TO BE DONE
Each line that holds the word "color" counts once; report the total and nothing else.

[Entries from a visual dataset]
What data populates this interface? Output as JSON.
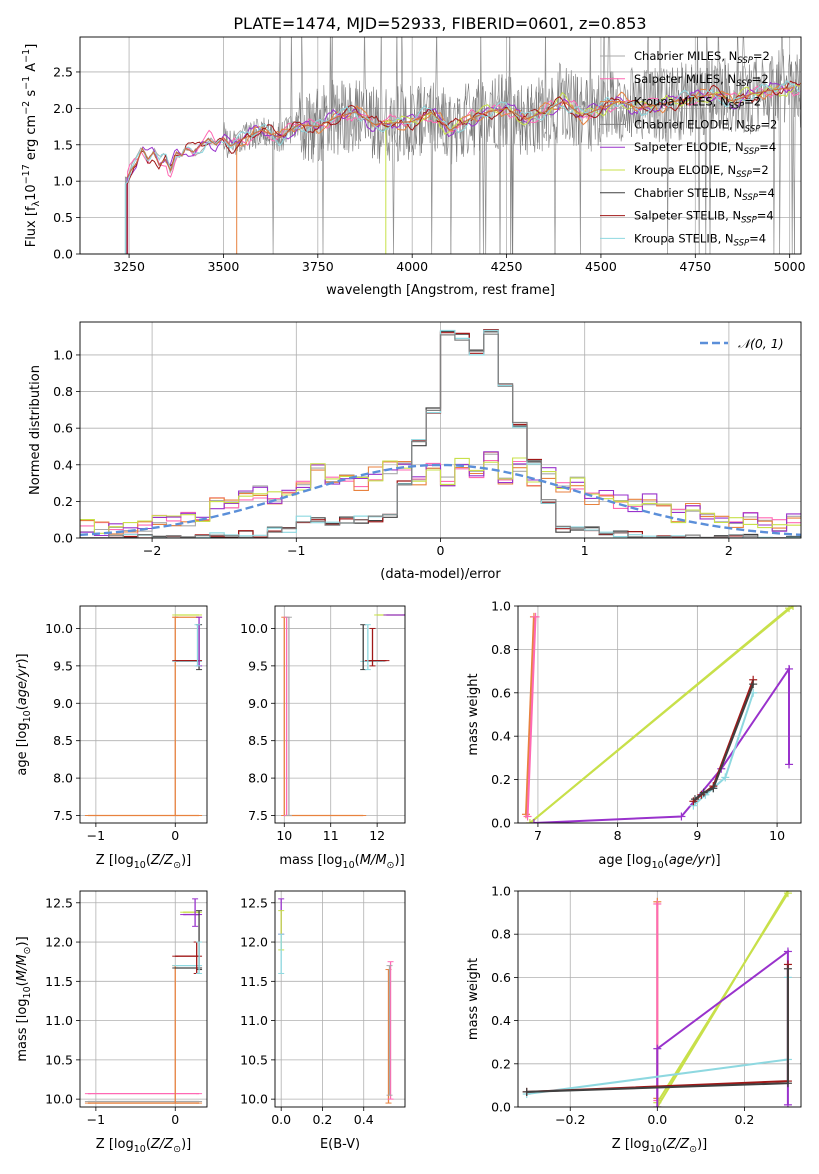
{
  "figure_title": "PLATE=1474, MJD=52933, FIBERID=0601, z=0.853",
  "series_styles": [
    {
      "name": "Chabrier MILES",
      "nssp": "=2",
      "color": "#a9a9a9"
    },
    {
      "name": "Salpeter MILES",
      "nssp": "=2",
      "color": "#ff69b4"
    },
    {
      "name": "Kroupa MILES",
      "nssp": "=2",
      "color": "#e8823f"
    },
    {
      "name": "Chabrier ELODIE",
      "nssp": "=2",
      "color": "#808080"
    },
    {
      "name": "Salpeter ELODIE",
      "nssp": "=4",
      "color": "#9932cc"
    },
    {
      "name": "Kroupa ELODIE",
      "nssp": "=2",
      "color": "#c8e04a"
    },
    {
      "name": "Chabrier STELIB",
      "nssp": "=4",
      "color": "#404040"
    },
    {
      "name": "Salpeter STELIB",
      "nssp": "=4",
      "color": "#a01818"
    },
    {
      "name": "Kroupa STELIB",
      "nssp": "=4",
      "color": "#8ed8e0"
    }
  ],
  "chart_data": [
    {
      "id": "spectrum",
      "type": "line",
      "xlabel": "wavelength [Angstrom, rest frame]",
      "ylabel_parts": {
        "pre": "Flux [f",
        "sub1": "λ",
        "mid": "10",
        "sup1": "−17",
        "tail": " erg cm",
        "sup2": "−2",
        "tail2": " s",
        "sup3": "−1",
        "tail3": " A",
        "sup4": "−1",
        "end": "]"
      },
      "xlim": [
        3120,
        5030
      ],
      "ylim": [
        0,
        2.98
      ],
      "xticks": [
        3250,
        3500,
        3750,
        4000,
        4250,
        4500,
        4750,
        5000
      ],
      "yticks": [
        0.0,
        0.5,
        1.0,
        1.5,
        2.0,
        2.5
      ],
      "legend_position": "top-right",
      "continuum": {
        "x": [
          3245,
          3255,
          3270,
          3285,
          3300,
          3315,
          3330,
          3345,
          3360,
          3375,
          3390,
          3400,
          3420,
          3440,
          3460,
          3480,
          3500,
          3520,
          3540,
          3560,
          3580,
          3600,
          3650,
          3700,
          3750,
          3800,
          3850,
          3900,
          3950,
          4000,
          4050,
          4100,
          4150,
          4200,
          4250,
          4300,
          4350,
          4400,
          4450,
          4500,
          4550,
          4600,
          4650,
          4700,
          4750,
          4800,
          4850,
          4900,
          4950,
          5000
        ],
        "y": [
          1.05,
          1.15,
          1.25,
          1.45,
          1.3,
          1.4,
          1.22,
          1.3,
          1.15,
          1.4,
          1.35,
          1.45,
          1.4,
          1.5,
          1.58,
          1.5,
          1.6,
          1.48,
          1.55,
          1.6,
          1.65,
          1.7,
          1.6,
          1.78,
          1.75,
          1.88,
          1.95,
          1.78,
          1.8,
          1.82,
          1.95,
          1.7,
          1.85,
          1.95,
          2.0,
          1.85,
          1.95,
          2.1,
          1.9,
          2.0,
          2.1,
          2.0,
          2.05,
          2.1,
          2.15,
          2.2,
          2.1,
          2.2,
          2.25,
          2.28
        ]
      },
      "data_start_x": 3240
    },
    {
      "id": "residuals",
      "type": "area",
      "xlabel": "(data-model)/error",
      "ylabel": "Normed distribution",
      "xlim": [
        -2.5,
        2.5
      ],
      "ylim": [
        0,
        1.18
      ],
      "xticks": [
        -2,
        -1,
        0,
        1,
        2
      ],
      "yticks": [
        0.0,
        0.2,
        0.4,
        0.6,
        0.8,
        1.0
      ],
      "legend": [
        {
          "label": "𝒩(0, 1)",
          "color": "#5b8fd9"
        }
      ],
      "legend_position": "top-right",
      "bin_edges": [
        -2.5,
        -2.4,
        -2.3,
        -2.2,
        -2.1,
        -2.0,
        -1.9,
        -1.8,
        -1.7,
        -1.6,
        -1.5,
        -1.4,
        -1.3,
        -1.2,
        -1.1,
        -1.0,
        -0.9,
        -0.8,
        -0.7,
        -0.6,
        -0.5,
        -0.4,
        -0.3,
        -0.2,
        -0.1,
        0.0,
        0.1,
        0.2,
        0.3,
        0.4,
        0.5,
        0.6,
        0.7,
        0.8,
        0.9,
        1.0,
        1.1,
        1.2,
        1.3,
        1.4,
        1.5,
        1.6,
        1.7,
        1.8,
        1.9,
        2.0,
        2.1,
        2.2,
        2.3,
        2.4,
        2.5
      ],
      "narrow_hist": [
        0.0,
        0.0,
        0.0,
        0.0,
        0.0,
        0.0,
        0.0,
        0.0,
        0.02,
        0.02,
        0.0,
        0.02,
        0.0,
        0.05,
        0.05,
        0.1,
        0.1,
        0.08,
        0.1,
        0.1,
        0.1,
        0.12,
        0.3,
        0.52,
        0.7,
        1.12,
        1.1,
        1.02,
        1.12,
        0.85,
        0.62,
        0.42,
        0.2,
        0.05,
        0.05,
        0.05,
        0.02,
        0.02,
        0.02,
        0.0,
        0.0,
        0.0,
        0.0,
        0.0,
        0.0,
        0.0,
        0.0,
        0.0,
        0.0,
        0.0
      ],
      "wide_hist": [
        0.07,
        0.05,
        0.06,
        0.05,
        0.06,
        0.1,
        0.09,
        0.1,
        0.13,
        0.18,
        0.2,
        0.22,
        0.25,
        0.22,
        0.27,
        0.3,
        0.37,
        0.32,
        0.35,
        0.3,
        0.35,
        0.38,
        0.4,
        0.3,
        0.38,
        0.32,
        0.4,
        0.35,
        0.45,
        0.3,
        0.4,
        0.28,
        0.35,
        0.27,
        0.3,
        0.22,
        0.25,
        0.2,
        0.18,
        0.22,
        0.18,
        0.12,
        0.15,
        0.12,
        0.1,
        0.09,
        0.1,
        0.08,
        0.07,
        0.1
      ],
      "gaussian": {
        "mean": 0,
        "sigma": 1
      }
    },
    {
      "id": "age-vs-Z",
      "type": "scatter",
      "xlabel_parts": {
        "pre": "Z [log",
        "sub": "10",
        "mid": "(",
        "it": "Z/Z",
        "sub2": "⊙",
        "end": ")]"
      },
      "ylabel_parts": {
        "pre": "age  [log",
        "sub": "10",
        "mid": "(",
        "it": "age/yr",
        "end": ")]"
      },
      "xlim": [
        -1.2,
        0.4
      ],
      "ylim": [
        7.4,
        10.3
      ],
      "xticks": [
        -1,
        0
      ],
      "yticks": [
        7.5,
        8.0,
        8.5,
        9.0,
        9.5,
        10.0
      ],
      "segments": [
        {
          "series": 2,
          "x": [
            -1.1,
            0.3
          ],
          "y": [
            7.5,
            7.5
          ]
        },
        {
          "series": 2,
          "x": [
            0.0,
            0.0
          ],
          "y": [
            7.5,
            10.15
          ]
        },
        {
          "series": 2,
          "x": [
            0.0,
            0.3
          ],
          "y": [
            10.15,
            10.15
          ]
        },
        {
          "series": 5,
          "x": [
            0.0,
            0.3
          ],
          "y": [
            10.18,
            10.18
          ]
        },
        {
          "series": 8,
          "x": [
            0.0,
            0.3
          ],
          "y": [
            9.56,
            9.56
          ]
        },
        {
          "series": 7,
          "x": [
            0.0,
            0.3
          ],
          "y": [
            9.57,
            9.57
          ]
        },
        {
          "series": 6,
          "x": [
            0.3,
            0.3
          ],
          "y": [
            9.45,
            10.05
          ]
        },
        {
          "series": 4,
          "x": [
            0.3,
            0.3
          ],
          "y": [
            9.5,
            10.15
          ]
        },
        {
          "series": 8,
          "x": [
            0.28,
            0.28
          ],
          "y": [
            9.5,
            10.05
          ]
        }
      ]
    },
    {
      "id": "age-vs-mass",
      "type": "scatter",
      "xlabel_parts": {
        "pre": "mass [log",
        "sub": "10",
        "mid": "(",
        "it": "M/M",
        "sub2": "⊙",
        "end": ")]"
      },
      "xlim": [
        9.8,
        12.6
      ],
      "ylim": [
        7.4,
        10.3
      ],
      "xticks": [
        10,
        11,
        12
      ],
      "yticks": [
        7.5,
        8.0,
        8.5,
        9.0,
        9.5,
        10.0
      ],
      "segments": [
        {
          "series": 2,
          "x": [
            10.0,
            11.7
          ],
          "y": [
            7.5,
            7.5
          ]
        },
        {
          "series": 2,
          "x": [
            10.0,
            10.0
          ],
          "y": [
            7.5,
            10.15
          ]
        },
        {
          "series": 1,
          "x": [
            10.05,
            10.05
          ],
          "y": [
            7.5,
            10.15
          ]
        },
        {
          "series": 0,
          "x": [
            10.1,
            10.1
          ],
          "y": [
            7.5,
            10.15
          ]
        },
        {
          "series": 5,
          "x": [
            12.0,
            12.6
          ],
          "y": [
            10.18,
            10.18
          ]
        },
        {
          "series": 4,
          "x": [
            12.2,
            12.6
          ],
          "y": [
            10.18,
            10.18
          ]
        },
        {
          "series": 8,
          "x": [
            11.7,
            12.1
          ],
          "y": [
            9.56,
            9.56
          ]
        },
        {
          "series": 7,
          "x": [
            11.8,
            12.2
          ],
          "y": [
            9.57,
            9.57
          ]
        },
        {
          "series": 6,
          "x": [
            11.7,
            11.7
          ],
          "y": [
            9.45,
            10.05
          ]
        },
        {
          "series": 8,
          "x": [
            11.8,
            11.8
          ],
          "y": [
            9.45,
            10.05
          ]
        },
        {
          "series": 7,
          "x": [
            11.9,
            11.9
          ],
          "y": [
            9.5,
            10.0
          ]
        }
      ]
    },
    {
      "id": "massweight-vs-age",
      "type": "line",
      "xlabel_parts": {
        "pre": "age  [log",
        "sub": "10",
        "mid": "(",
        "it": "age/yr",
        "end": ")]"
      },
      "ylabel": "mass weight",
      "xlim": [
        6.75,
        10.3
      ],
      "ylim": [
        0,
        1.0
      ],
      "xticks": [
        7,
        8,
        9,
        10
      ],
      "yticks": [
        0.0,
        0.2,
        0.4,
        0.6,
        0.8,
        1.0
      ],
      "lines": [
        {
          "series": 2,
          "x": [
            6.85,
            6.95
          ],
          "y": [
            0.04,
            0.95
          ]
        },
        {
          "series": 1,
          "x": [
            6.87,
            6.97
          ],
          "y": [
            0.03,
            0.95
          ]
        },
        {
          "series": 5,
          "x": [
            6.9,
            10.2
          ],
          "y": [
            0.0,
            1.0
          ]
        },
        {
          "series": 5,
          "x": [
            6.9,
            10.15
          ],
          "y": [
            0.0,
            0.99
          ]
        },
        {
          "series": 4,
          "x": [
            6.95,
            8.8,
            9.3,
            10.15,
            10.15
          ],
          "y": [
            0.0,
            0.03,
            0.25,
            0.71,
            0.27
          ]
        },
        {
          "series": 8,
          "x": [
            8.95,
            9.1,
            9.2,
            9.35,
            9.7
          ],
          "y": [
            0.08,
            0.13,
            0.16,
            0.21,
            0.6
          ]
        },
        {
          "series": 7,
          "x": [
            8.95,
            9.05,
            9.2,
            9.7
          ],
          "y": [
            0.1,
            0.13,
            0.17,
            0.66
          ]
        },
        {
          "series": 6,
          "x": [
            8.97,
            9.08,
            9.2,
            9.7
          ],
          "y": [
            0.11,
            0.14,
            0.16,
            0.64
          ]
        }
      ]
    },
    {
      "id": "mass-vs-Z",
      "type": "scatter",
      "xlabel_parts": {
        "pre": "Z [log",
        "sub": "10",
        "mid": "(",
        "it": "Z/Z",
        "sub2": "⊙",
        "end": ")]"
      },
      "ylabel_parts": {
        "pre": "mass [log",
        "sub": "10",
        "mid": "(",
        "it": "M/M",
        "sub2": "⊙",
        "end": ")]"
      },
      "xlim": [
        -1.2,
        0.4
      ],
      "ylim": [
        9.9,
        12.65
      ],
      "xticks": [
        -1,
        0
      ],
      "yticks": [
        10.0,
        10.5,
        11.0,
        11.5,
        12.0,
        12.5
      ],
      "segments": [
        {
          "series": 1,
          "x": [
            -1.1,
            0.3
          ],
          "y": [
            10.07,
            10.07
          ]
        },
        {
          "series": 2,
          "x": [
            -1.1,
            0.3
          ],
          "y": [
            9.95,
            9.95
          ]
        },
        {
          "series": 0,
          "x": [
            -1.1,
            0.3
          ],
          "y": [
            9.97,
            9.97
          ]
        },
        {
          "series": 2,
          "x": [
            0.0,
            0.0
          ],
          "y": [
            9.95,
            11.7
          ]
        },
        {
          "series": 7,
          "x": [
            0.0,
            0.3
          ],
          "y": [
            11.82,
            11.82
          ]
        },
        {
          "series": 8,
          "x": [
            0.0,
            0.3
          ],
          "y": [
            11.7,
            11.7
          ]
        },
        {
          "series": 6,
          "x": [
            0.0,
            0.3
          ],
          "y": [
            11.67,
            11.67
          ]
        },
        {
          "series": 5,
          "x": [
            0.1,
            0.3
          ],
          "y": [
            12.38,
            12.38
          ]
        },
        {
          "series": 4,
          "x": [
            0.1,
            0.3
          ],
          "y": [
            12.35,
            12.35
          ]
        },
        {
          "series": 4,
          "x": [
            0.25,
            0.25
          ],
          "y": [
            12.2,
            12.55
          ]
        },
        {
          "series": 6,
          "x": [
            0.3,
            0.3
          ],
          "y": [
            11.65,
            12.4
          ]
        },
        {
          "series": 7,
          "x": [
            0.27,
            0.27
          ],
          "y": [
            11.6,
            12.0
          ]
        },
        {
          "series": 8,
          "x": [
            0.3,
            0.3
          ],
          "y": [
            11.6,
            12.0
          ]
        }
      ]
    },
    {
      "id": "mass-vs-EBV",
      "type": "scatter",
      "xlabel": "E(B-V)",
      "xlim": [
        -0.03,
        0.6
      ],
      "ylim": [
        9.9,
        12.65
      ],
      "xticks": [
        0.0,
        0.2,
        0.4
      ],
      "xtick_labels": [
        "0.0",
        "0.2",
        "0.4"
      ],
      "yticks": [
        10.0,
        10.5,
        11.0,
        11.5,
        12.0,
        12.5
      ],
      "segments": [
        {
          "series": 4,
          "x": [
            0.0,
            0.0
          ],
          "y": [
            12.1,
            12.55
          ]
        },
        {
          "series": 5,
          "x": [
            0.0,
            0.0
          ],
          "y": [
            11.9,
            12.4
          ]
        },
        {
          "series": 8,
          "x": [
            0.0,
            0.0
          ],
          "y": [
            11.6,
            12.1
          ]
        },
        {
          "series": 2,
          "x": [
            0.52,
            0.52
          ],
          "y": [
            9.95,
            11.65
          ]
        },
        {
          "series": 1,
          "x": [
            0.53,
            0.53
          ],
          "y": [
            10.0,
            11.75
          ]
        },
        {
          "series": 0,
          "x": [
            0.525,
            0.525
          ],
          "y": [
            10.05,
            11.7
          ]
        }
      ]
    },
    {
      "id": "massweight-vs-Z",
      "type": "line",
      "xlabel_parts": {
        "pre": "Z [log",
        "sub": "10",
        "mid": "(",
        "it": "Z/Z",
        "sub2": "⊙",
        "end": ")]"
      },
      "ylabel": "mass weight",
      "xlim": [
        -0.32,
        0.33
      ],
      "ylim": [
        0,
        1.0
      ],
      "xticks": [
        -0.2,
        0.0,
        0.2
      ],
      "xtick_labels": [
        "−0.2",
        "0.0",
        "0.2"
      ],
      "yticks": [
        0.0,
        0.2,
        0.4,
        0.6,
        0.8,
        1.0
      ],
      "lines": [
        {
          "series": 2,
          "x": [
            0.0,
            0.0
          ],
          "y": [
            0.04,
            0.95
          ]
        },
        {
          "series": 1,
          "x": [
            0.0,
            0.0
          ],
          "y": [
            0.03,
            0.94
          ]
        },
        {
          "series": 5,
          "x": [
            0.0,
            0.3
          ],
          "y": [
            0.0,
            1.0
          ]
        },
        {
          "series": 5,
          "x": [
            0.0,
            0.3
          ],
          "y": [
            0.02,
            0.99
          ]
        },
        {
          "series": 4,
          "x": [
            0.0,
            0.0,
            0.3,
            0.3
          ],
          "y": [
            0.0,
            0.27,
            0.72,
            0.01
          ]
        },
        {
          "series": 8,
          "x": [
            -0.3,
            0.3,
            0.3
          ],
          "y": [
            0.06,
            0.22,
            0.6
          ]
        },
        {
          "series": 7,
          "x": [
            -0.3,
            0.3,
            0.3
          ],
          "y": [
            0.07,
            0.12,
            0.66
          ]
        },
        {
          "series": 6,
          "x": [
            -0.3,
            0.3,
            0.3
          ],
          "y": [
            0.07,
            0.11,
            0.64
          ]
        }
      ]
    }
  ]
}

RESULT OF THIS EXERCISE
10